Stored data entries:
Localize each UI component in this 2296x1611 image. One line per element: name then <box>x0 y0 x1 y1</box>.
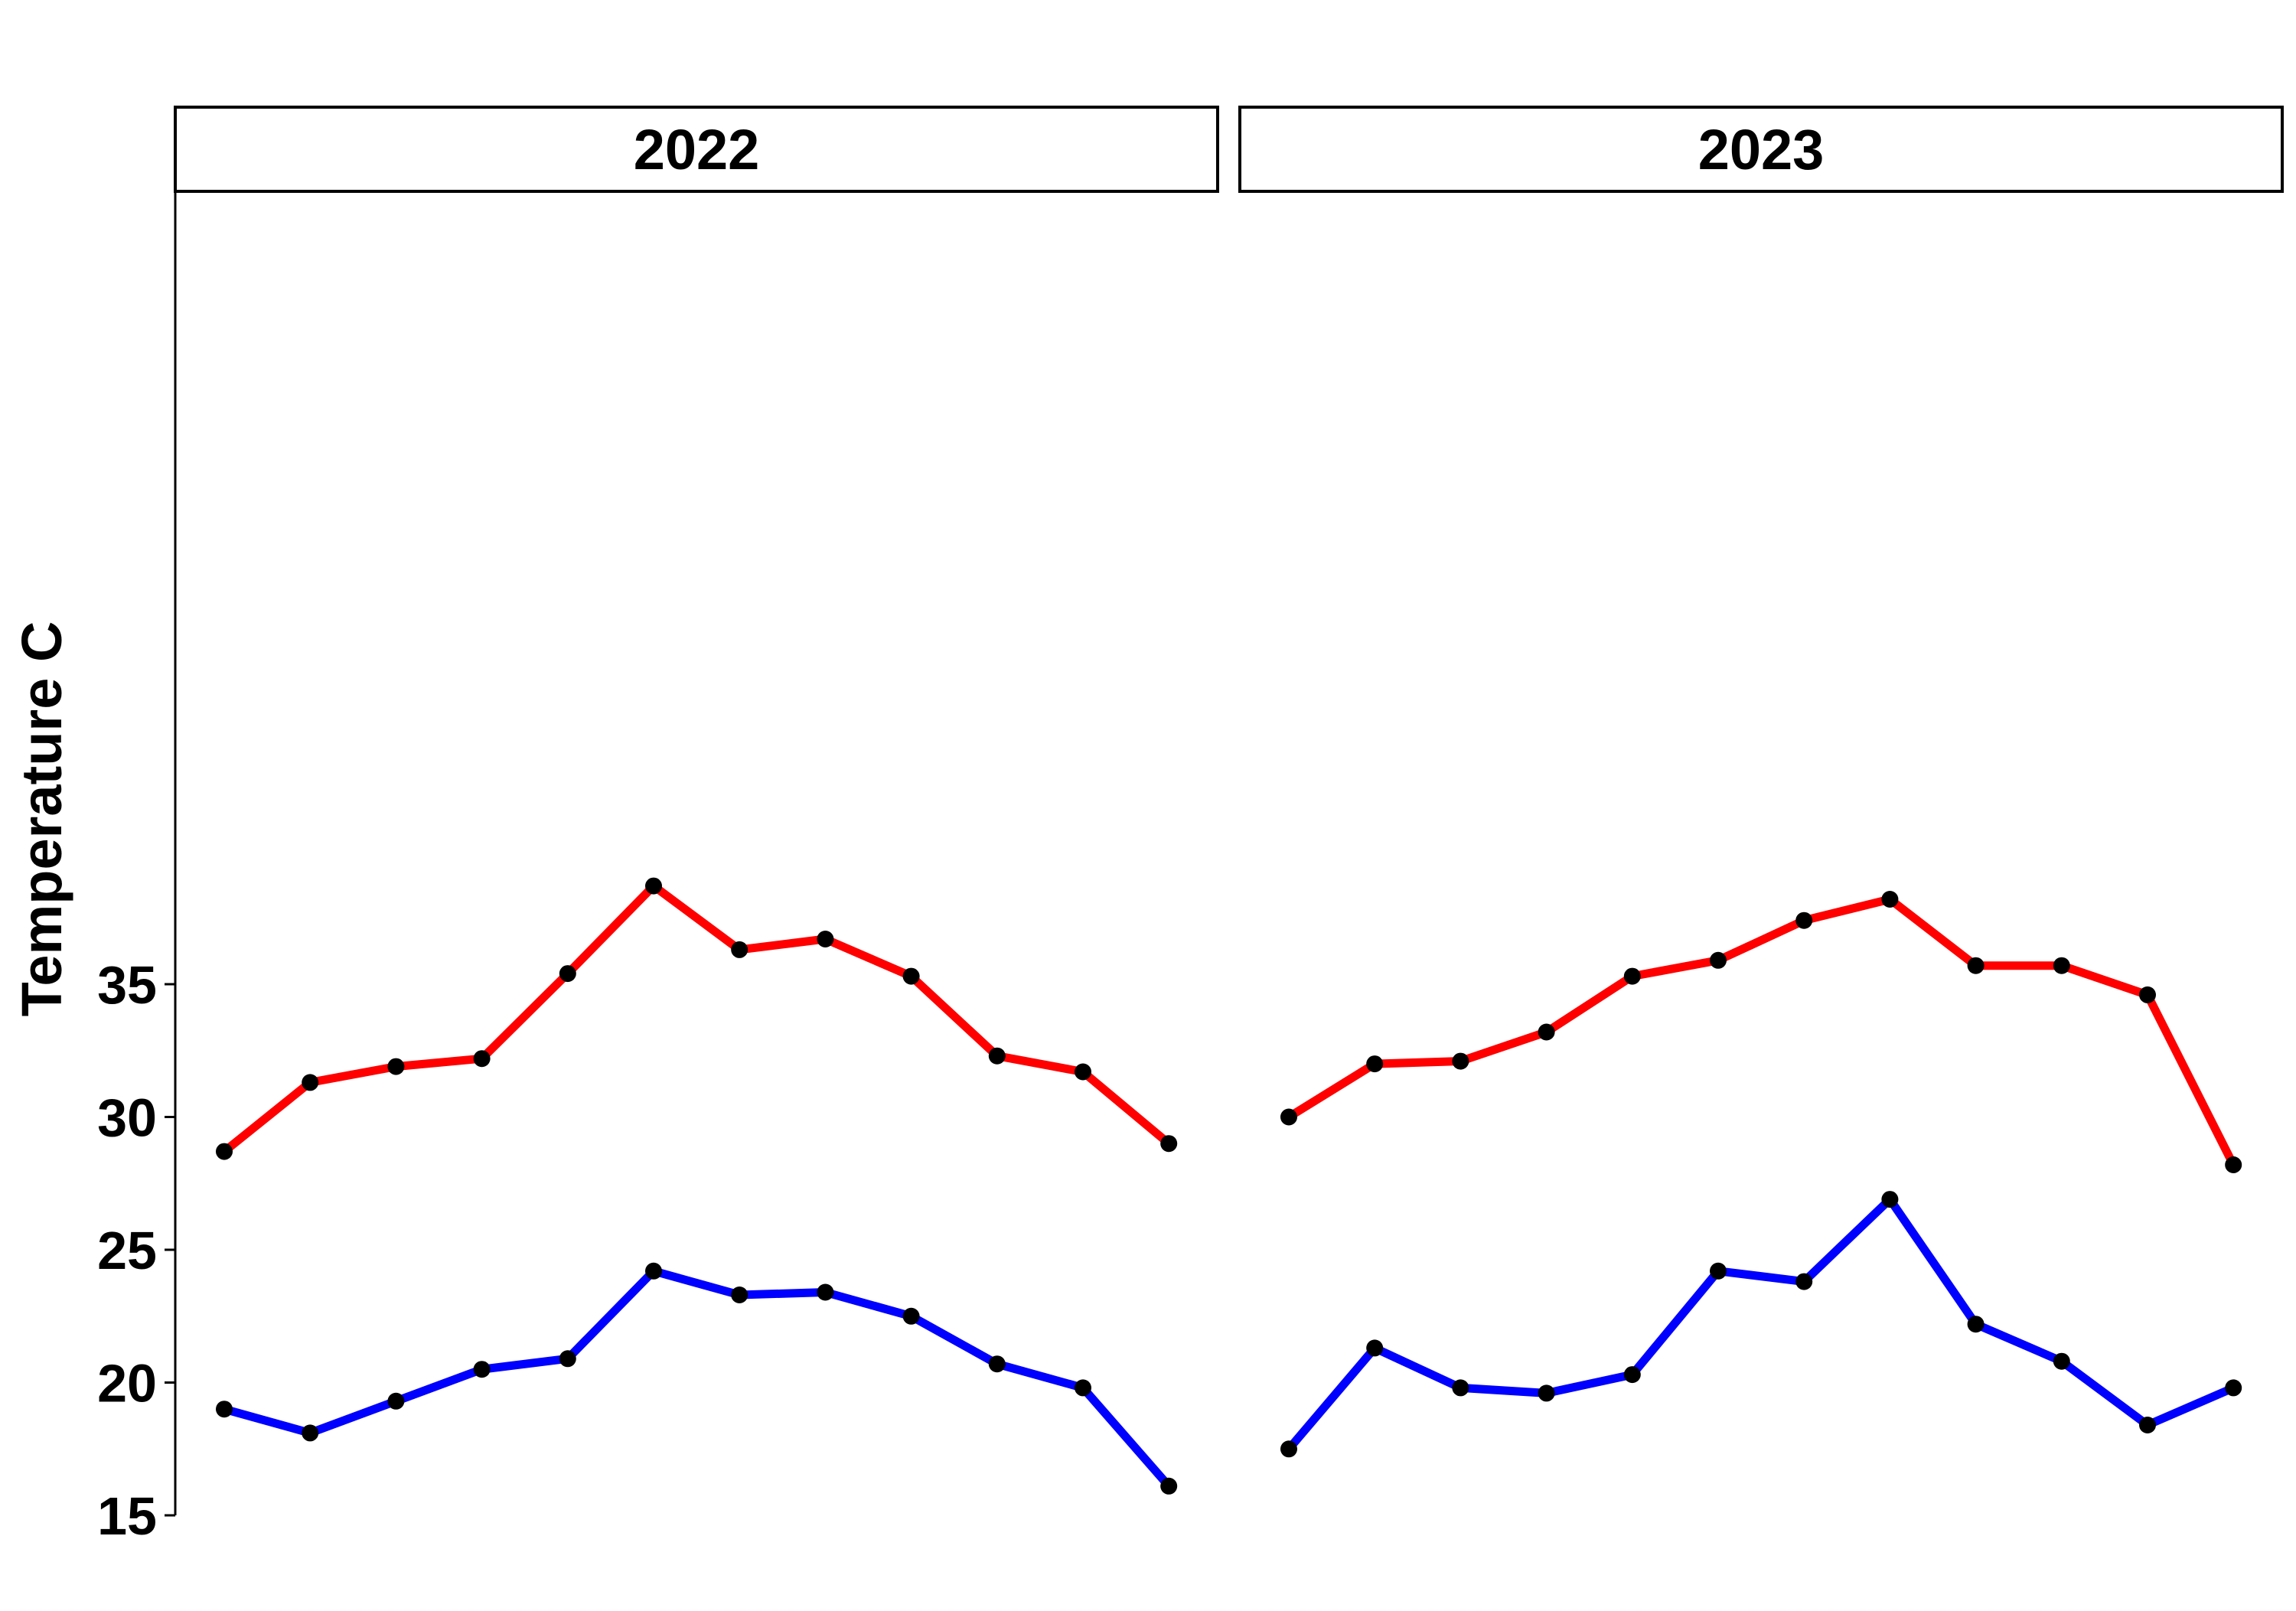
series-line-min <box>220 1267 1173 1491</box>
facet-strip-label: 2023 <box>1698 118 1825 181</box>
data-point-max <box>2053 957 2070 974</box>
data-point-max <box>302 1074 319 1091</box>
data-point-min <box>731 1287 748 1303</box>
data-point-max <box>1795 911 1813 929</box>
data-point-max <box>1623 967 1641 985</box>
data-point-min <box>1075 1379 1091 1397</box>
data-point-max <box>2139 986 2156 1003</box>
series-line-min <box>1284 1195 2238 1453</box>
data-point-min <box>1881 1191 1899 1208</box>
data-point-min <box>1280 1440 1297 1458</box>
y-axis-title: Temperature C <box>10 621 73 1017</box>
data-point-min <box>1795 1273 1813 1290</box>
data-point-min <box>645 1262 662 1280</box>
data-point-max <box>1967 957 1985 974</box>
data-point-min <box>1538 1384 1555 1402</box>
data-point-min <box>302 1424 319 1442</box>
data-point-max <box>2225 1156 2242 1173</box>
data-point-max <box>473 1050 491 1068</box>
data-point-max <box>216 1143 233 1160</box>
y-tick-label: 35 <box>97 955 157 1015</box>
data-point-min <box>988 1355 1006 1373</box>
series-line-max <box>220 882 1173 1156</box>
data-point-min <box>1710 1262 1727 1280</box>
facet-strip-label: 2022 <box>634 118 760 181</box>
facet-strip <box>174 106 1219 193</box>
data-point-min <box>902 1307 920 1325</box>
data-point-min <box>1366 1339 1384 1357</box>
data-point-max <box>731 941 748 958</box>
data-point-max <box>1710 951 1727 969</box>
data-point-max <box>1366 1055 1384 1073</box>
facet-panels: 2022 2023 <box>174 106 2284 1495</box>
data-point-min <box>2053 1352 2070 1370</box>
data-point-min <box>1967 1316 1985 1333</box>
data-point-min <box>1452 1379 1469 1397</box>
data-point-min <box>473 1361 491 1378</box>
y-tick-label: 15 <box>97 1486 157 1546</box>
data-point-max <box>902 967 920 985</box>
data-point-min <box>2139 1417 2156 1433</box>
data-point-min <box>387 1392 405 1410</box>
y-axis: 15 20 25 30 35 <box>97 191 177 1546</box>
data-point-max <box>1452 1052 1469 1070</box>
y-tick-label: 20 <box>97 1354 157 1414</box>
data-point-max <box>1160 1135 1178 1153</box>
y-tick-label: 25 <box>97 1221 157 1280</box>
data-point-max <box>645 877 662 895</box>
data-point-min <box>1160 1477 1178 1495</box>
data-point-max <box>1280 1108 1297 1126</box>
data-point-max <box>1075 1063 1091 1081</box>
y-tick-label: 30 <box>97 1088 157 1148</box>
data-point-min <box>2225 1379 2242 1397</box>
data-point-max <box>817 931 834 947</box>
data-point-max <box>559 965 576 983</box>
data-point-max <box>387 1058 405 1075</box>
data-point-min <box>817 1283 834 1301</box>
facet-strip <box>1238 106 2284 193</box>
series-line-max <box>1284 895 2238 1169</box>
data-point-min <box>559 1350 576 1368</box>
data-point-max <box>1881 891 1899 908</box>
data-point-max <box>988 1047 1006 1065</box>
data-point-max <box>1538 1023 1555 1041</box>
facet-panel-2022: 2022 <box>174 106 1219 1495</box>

*Instructions to follow*.
Report every line in the entries above that contains the string "series", with uppercase and lowercase letters treated as different.

*Complete response*.
series-line-min <box>220 1267 1173 1491</box>
series-line-min <box>1284 1195 2238 1453</box>
series-line-max <box>220 882 1173 1156</box>
series-line-max <box>1284 895 2238 1169</box>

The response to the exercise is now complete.